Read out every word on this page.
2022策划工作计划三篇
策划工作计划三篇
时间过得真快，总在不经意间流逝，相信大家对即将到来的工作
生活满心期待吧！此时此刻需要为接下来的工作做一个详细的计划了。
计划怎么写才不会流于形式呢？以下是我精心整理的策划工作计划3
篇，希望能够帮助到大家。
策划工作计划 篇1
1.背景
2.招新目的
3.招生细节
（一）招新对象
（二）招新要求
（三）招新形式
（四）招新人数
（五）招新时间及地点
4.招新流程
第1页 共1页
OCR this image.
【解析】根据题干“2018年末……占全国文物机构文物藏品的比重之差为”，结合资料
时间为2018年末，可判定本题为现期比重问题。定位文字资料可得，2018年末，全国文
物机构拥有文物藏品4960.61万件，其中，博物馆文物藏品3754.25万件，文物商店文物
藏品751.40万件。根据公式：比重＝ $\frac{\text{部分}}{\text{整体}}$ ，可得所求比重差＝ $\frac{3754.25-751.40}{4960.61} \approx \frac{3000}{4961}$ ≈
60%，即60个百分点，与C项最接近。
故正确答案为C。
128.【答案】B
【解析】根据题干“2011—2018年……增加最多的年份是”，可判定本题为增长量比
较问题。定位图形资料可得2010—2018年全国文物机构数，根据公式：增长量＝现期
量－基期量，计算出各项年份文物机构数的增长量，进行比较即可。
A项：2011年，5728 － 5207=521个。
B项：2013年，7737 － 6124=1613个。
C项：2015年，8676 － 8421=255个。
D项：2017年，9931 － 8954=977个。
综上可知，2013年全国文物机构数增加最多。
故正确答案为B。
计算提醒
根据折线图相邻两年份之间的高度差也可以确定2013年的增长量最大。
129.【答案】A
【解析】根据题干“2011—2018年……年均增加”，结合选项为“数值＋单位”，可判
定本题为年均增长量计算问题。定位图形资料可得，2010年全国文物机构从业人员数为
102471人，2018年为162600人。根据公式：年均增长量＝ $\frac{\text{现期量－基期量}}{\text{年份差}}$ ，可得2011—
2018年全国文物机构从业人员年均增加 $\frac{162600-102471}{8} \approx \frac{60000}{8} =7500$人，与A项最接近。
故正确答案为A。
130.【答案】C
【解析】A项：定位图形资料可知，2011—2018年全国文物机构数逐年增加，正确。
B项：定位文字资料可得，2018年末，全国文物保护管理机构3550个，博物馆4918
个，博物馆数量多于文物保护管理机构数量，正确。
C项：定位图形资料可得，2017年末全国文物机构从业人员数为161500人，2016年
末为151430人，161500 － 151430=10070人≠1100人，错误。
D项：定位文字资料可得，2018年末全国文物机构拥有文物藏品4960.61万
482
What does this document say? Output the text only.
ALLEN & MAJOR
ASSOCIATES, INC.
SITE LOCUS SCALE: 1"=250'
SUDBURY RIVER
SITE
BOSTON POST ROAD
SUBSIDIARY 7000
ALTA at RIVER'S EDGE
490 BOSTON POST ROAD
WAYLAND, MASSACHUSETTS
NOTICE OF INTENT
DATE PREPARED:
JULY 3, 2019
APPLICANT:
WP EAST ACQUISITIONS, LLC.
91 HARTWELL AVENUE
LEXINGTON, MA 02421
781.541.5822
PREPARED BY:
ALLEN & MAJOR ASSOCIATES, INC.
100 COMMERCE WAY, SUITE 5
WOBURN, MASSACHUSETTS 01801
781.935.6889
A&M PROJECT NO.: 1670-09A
═══
Quote every record above exactly.

PROBLEM SOLUTION
Read out every word on this page.
2022策划工作计划三篇
策划工作计划三篇
时间过得真快，总在不经意间流逝，相信大家对即将到来的工作
生活满心期待吧！此时此刻需要为接下来的工作做一个详细的计划了。
计划怎么写才不会流于形式呢？以下是我精心整理的策划工作计划3
篇，希望能够帮助到大家。
策划工作计划 篇1
1.背景
2.招新目的
3.招生细节
（一）招新对象
（二）招新要求
（三）招新形式
（四）招新人数
（五）招新时间及地点
4.招新流程
第1页 共1页
OCR this image.
【解析】根据题干“2018年末……占全国文物机构文物藏品的比重之差为”，结合资料
时间为2018年末，可判定本题为现期比重问题。定位文字资料可得，2018年末，全国文
物机构拥有文物藏品4960.61万件，其中，博物馆文物藏品3754.25万件，文物商店文物
藏品751.40万件。根据公式：比重＝ $\frac{\text{部分}}{\text{整体}}$ ，可得所求比重差＝ $\frac{3754.25-751.40}{4960.61} \approx \frac{3000}{4961}$ ≈
60%，即60个百分点，与C项最接近。
故正确答案为C。
128.【答案】B
【解析】根据题干“2011—2018年……增加最多的年份是”，可判定本题为增长量比
较问题。定位图形资料可得2010—2018年全国文物机构数，根据公式：增长量＝现期
量－基期量，计算出各项年份文物机构数的增长量，进行比较即可。
A项：2011年，5728 － 5207=521个。
B项：2013年，7737 － 6124=1613个。
C项：2015年，8676 － 8421=255个。
D项：2017年，9931 － 8954=977个。
综上可知，2013年全国文物机构数增加最多。
故正确答案为B。
计算提醒
根据折线图相邻两年份之间的高度差也可以确定2013年的增长量最大。
129.【答案】A
【解析】根据题干“2011—2018年……年均增加”，结合选项为“数值＋单位”，可判
定本题为年均增长量计算问题。定位图形资料可得，2010年全国文物机构从业人员数为
102471人，2018年为162600人。根据公式：年均增长量＝ $\frac{\text{现期量－基期量}}{\text{年份差}}$ ，可得2011—
2018年全国文物机构从业人员年均增加 $\frac{162600-102471}{8} \approx \frac{60000}{8} =7500$人，与A项最接近。
故正确答案为A。
130.【答案】C
【解析】A项：定位图形资料可知，2011—2018年全国文物机构数逐年增加，正确。
B项：定位文字资料可得，2018年末，全国文物保护管理机构3550个，博物馆4918
个，博物馆数量多于文物保护管理机构数量，正确。
C项：定位图形资料可得，2017年末全国文物机构从业人员数为161500人，2016年
末为151430人，161500 － 151430=10070人≠1100人，错误。
D项：定位文字资料可得，2018年末全国文物机构拥有文物藏品4960.61万
482
What does this document say? Output the text only.
ALLEN & MAJOR
ASSOCIATES, INC.
SITE LOCUS SCALE: 1"=250'
SUDBURY RIVER
SITE
BOSTON POST ROAD
SUBSIDIARY 7000
ALTA at RIVER'S EDGE
490 BOSTON POST ROAD
WAYLAND, MASSACHUSETTS
NOTICE OF INTENT
DATE PREPARED:
JULY 3, 2019
APPLICANT:
WP EAST ACQUISITIONS, LLC.
91 HARTWELL AVENUE
LEXINGTON, MA 02421
781.541.5822
PREPARED BY:
ALLEN & MAJOR ASSOCIATES, INC.
100 COMMERCE WAY, SUITE 5
WOBURN, MASSACHUSETTS 01801
781.935.6889
A&M PROJECT NO.: 1670-09A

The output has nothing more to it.